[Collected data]
□ □ □
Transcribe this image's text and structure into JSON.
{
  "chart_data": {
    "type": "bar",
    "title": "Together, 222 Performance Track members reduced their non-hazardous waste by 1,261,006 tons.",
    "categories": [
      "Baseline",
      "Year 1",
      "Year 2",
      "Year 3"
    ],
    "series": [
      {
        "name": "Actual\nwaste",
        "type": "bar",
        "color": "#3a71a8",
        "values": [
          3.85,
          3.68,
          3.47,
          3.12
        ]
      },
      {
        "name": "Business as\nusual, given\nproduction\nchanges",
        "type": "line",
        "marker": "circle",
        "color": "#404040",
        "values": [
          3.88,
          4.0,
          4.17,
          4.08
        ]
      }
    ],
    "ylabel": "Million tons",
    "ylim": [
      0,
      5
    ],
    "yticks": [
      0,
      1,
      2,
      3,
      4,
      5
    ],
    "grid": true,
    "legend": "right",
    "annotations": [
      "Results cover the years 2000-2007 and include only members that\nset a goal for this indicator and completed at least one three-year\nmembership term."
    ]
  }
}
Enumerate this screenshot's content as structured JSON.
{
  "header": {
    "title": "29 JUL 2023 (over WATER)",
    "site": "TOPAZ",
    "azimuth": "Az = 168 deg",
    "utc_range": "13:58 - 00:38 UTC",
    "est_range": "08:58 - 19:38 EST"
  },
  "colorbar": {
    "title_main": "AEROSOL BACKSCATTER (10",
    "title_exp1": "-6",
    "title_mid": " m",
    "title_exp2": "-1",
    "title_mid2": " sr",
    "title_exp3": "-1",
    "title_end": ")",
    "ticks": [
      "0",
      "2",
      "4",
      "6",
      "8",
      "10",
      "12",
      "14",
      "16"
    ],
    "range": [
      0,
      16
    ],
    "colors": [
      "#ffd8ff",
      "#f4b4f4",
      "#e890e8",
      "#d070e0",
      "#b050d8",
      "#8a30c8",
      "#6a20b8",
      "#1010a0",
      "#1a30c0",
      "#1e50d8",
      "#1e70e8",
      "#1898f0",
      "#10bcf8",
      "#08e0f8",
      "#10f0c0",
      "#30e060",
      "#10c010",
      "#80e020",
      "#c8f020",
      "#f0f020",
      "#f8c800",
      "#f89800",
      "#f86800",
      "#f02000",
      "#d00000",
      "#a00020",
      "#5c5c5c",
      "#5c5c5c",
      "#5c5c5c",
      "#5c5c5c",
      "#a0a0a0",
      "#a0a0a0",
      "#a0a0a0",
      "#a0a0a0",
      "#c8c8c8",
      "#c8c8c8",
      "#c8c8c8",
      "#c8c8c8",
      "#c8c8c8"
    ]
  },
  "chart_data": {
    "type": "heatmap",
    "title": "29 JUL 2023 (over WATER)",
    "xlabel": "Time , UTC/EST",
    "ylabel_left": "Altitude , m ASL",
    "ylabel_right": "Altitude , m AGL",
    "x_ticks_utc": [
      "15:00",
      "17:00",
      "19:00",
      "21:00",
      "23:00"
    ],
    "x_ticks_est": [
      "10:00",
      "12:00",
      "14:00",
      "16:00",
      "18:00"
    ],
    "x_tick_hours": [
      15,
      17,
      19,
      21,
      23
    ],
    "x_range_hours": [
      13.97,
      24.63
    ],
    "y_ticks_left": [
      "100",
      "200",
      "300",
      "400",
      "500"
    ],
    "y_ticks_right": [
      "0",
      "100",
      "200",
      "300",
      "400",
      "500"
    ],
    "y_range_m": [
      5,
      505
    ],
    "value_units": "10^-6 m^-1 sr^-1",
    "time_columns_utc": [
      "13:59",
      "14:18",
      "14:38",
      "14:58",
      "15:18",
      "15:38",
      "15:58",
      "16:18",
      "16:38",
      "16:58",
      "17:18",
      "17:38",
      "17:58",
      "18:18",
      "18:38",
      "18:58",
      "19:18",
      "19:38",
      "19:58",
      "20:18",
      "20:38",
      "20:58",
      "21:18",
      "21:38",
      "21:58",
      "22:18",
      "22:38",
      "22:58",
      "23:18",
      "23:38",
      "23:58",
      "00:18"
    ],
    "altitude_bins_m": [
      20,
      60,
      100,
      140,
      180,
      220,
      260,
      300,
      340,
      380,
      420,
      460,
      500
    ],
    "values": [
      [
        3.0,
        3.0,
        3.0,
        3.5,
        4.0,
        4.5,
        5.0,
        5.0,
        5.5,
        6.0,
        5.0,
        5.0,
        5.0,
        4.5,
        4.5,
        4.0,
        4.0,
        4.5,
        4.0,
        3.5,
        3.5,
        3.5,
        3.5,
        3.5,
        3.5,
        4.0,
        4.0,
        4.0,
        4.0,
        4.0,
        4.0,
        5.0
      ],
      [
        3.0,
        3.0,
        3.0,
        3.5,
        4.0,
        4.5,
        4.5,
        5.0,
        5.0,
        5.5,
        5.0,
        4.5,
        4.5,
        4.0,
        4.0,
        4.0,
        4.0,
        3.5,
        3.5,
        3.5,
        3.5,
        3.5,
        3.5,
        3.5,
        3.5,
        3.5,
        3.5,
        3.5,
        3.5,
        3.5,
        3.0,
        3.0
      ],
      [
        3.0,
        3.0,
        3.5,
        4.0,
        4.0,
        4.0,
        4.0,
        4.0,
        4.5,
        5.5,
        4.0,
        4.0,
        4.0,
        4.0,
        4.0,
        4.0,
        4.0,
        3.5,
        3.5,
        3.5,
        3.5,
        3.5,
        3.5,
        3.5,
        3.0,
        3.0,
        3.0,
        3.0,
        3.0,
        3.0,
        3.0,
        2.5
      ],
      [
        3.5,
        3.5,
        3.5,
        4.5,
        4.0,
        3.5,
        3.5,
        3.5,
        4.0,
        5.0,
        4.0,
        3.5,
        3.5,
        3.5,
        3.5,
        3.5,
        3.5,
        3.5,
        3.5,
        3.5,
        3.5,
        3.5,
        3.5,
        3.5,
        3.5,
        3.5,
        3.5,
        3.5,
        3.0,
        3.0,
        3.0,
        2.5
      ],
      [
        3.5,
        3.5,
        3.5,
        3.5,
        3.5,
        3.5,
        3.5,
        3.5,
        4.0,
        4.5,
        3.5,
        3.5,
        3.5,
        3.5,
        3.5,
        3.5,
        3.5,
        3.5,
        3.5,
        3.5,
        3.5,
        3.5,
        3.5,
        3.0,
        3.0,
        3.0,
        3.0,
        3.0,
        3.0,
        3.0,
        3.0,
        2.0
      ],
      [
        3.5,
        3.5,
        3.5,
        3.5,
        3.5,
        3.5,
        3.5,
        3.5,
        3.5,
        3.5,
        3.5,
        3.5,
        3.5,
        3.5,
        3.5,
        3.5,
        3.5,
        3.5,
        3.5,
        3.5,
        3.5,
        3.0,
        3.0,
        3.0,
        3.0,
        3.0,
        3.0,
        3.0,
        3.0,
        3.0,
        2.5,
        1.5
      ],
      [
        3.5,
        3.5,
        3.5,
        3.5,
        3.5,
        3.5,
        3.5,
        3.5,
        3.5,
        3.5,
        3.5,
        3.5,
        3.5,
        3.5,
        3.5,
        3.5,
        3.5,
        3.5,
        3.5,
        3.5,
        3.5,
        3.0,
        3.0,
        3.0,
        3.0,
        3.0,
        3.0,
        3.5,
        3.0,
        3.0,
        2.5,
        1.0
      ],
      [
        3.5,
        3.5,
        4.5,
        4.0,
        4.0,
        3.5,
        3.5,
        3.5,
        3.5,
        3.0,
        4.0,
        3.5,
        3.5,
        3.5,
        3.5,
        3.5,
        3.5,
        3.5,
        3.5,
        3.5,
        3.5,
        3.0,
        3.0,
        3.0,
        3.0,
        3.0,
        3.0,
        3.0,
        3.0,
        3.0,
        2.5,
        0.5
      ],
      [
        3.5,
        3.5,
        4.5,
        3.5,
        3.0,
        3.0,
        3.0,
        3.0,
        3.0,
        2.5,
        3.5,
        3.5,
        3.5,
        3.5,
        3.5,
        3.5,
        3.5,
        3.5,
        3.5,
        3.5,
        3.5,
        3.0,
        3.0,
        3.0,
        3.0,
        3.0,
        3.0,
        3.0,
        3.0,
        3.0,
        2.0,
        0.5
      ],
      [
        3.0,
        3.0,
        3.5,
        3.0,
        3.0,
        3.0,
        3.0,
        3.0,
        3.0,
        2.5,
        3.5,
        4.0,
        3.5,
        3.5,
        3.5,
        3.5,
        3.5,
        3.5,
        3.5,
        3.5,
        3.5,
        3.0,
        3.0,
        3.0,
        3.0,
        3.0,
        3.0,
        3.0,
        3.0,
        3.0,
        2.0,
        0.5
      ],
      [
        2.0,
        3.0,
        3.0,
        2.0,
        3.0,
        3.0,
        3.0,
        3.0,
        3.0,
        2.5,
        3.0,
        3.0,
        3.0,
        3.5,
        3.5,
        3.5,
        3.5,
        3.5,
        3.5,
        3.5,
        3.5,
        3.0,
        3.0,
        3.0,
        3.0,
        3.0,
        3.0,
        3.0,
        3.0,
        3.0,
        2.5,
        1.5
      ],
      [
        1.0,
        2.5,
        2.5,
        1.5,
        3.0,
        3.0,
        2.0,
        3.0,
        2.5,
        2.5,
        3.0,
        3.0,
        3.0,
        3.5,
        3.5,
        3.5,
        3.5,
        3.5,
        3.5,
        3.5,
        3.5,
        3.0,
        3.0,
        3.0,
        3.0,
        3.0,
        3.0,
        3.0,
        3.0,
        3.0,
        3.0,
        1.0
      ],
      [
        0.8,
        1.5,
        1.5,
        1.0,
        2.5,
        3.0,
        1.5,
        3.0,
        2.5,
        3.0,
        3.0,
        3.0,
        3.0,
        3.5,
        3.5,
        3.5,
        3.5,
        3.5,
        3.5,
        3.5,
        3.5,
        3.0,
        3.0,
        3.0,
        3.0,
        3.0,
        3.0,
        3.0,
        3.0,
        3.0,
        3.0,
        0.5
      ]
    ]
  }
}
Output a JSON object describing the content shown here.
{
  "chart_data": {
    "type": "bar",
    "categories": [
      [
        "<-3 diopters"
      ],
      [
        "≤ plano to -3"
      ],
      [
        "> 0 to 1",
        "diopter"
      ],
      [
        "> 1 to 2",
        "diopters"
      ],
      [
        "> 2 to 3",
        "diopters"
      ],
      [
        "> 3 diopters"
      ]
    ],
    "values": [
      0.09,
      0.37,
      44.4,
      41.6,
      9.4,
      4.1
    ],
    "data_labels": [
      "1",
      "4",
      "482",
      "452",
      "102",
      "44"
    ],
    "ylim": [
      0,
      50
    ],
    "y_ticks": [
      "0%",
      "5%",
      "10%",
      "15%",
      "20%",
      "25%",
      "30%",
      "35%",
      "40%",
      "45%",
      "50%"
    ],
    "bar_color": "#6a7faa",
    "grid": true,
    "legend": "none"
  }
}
□ □ □
▶ _Aim_:
Print from the line containing "Output a JSON" to the last line above, exactly as written.

▶ _Response to this task_:
Output a JSON object describing the content shown here.
{
  "chart_data": {
    "type": "bar",
    "categories": [
      [
        "<-3 diopters"
      ],
      [
        "≤ plano to -3"
      ],
      [
        "> 0 to 1",
        "diopter"
      ],
      [
        "> 1 to 2",
        "diopters"
      ],
      [
        "> 2 to 3",
        "diopters"
      ],
      [
        "> 3 diopters"
      ]
    ],
    "values": [
      0.09,
      0.37,
      44.4,
      41.6,
      9.4,
      4.1
    ],
    "data_labels": [
      "1",
      "4",
      "482",
      "452",
      "102",
      "44"
    ],
    "ylim": [
      0,
      50
    ],
    "y_ticks": [
      "0%",
      "5%",
      "10%",
      "15%",
      "20%",
      "25%",
      "30%",
      "35%",
      "40%",
      "45%",
      "50%"
    ],
    "bar_color": "#6a7faa",
    "grid": true,
    "legend": "none"
  }
}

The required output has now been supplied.